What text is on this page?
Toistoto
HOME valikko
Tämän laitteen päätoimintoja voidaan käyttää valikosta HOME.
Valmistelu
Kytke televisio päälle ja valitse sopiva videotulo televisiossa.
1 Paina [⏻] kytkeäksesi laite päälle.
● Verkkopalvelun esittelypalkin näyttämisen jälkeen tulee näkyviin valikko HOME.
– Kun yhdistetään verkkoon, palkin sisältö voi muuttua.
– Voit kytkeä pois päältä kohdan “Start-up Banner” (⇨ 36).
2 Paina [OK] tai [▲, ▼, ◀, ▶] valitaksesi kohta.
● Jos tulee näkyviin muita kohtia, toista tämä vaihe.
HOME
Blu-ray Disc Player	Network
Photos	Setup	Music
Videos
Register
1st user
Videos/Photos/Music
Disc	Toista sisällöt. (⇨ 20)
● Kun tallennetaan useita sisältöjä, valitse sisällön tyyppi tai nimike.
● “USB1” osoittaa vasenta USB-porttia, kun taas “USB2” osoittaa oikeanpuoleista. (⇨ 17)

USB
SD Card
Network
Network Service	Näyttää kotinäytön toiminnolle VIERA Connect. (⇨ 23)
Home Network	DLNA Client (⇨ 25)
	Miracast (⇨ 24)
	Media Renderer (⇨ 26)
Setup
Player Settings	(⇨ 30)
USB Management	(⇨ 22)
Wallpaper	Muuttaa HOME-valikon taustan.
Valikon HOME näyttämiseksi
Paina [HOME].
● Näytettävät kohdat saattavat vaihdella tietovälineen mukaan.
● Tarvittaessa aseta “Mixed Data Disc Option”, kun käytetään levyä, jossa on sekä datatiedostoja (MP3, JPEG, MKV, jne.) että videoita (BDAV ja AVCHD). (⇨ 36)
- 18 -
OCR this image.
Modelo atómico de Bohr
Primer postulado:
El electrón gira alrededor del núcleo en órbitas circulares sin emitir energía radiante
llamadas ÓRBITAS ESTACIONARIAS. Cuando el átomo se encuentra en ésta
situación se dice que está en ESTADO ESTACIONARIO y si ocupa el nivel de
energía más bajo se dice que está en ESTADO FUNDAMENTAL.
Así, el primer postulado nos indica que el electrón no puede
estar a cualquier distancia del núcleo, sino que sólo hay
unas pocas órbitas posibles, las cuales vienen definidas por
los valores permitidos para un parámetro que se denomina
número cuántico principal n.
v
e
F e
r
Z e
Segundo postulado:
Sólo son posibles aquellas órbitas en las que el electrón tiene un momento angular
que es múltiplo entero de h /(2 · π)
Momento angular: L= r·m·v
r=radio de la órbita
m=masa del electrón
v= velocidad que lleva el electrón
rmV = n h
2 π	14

#### Written exercise:
Copy each line holding the word "valikko" from the listing above.

#### Correct output:
HOME valikko
● Verkkopalvelun esittelypalkin näyttämisen jälkeen tulee näkyviin valikko HOME.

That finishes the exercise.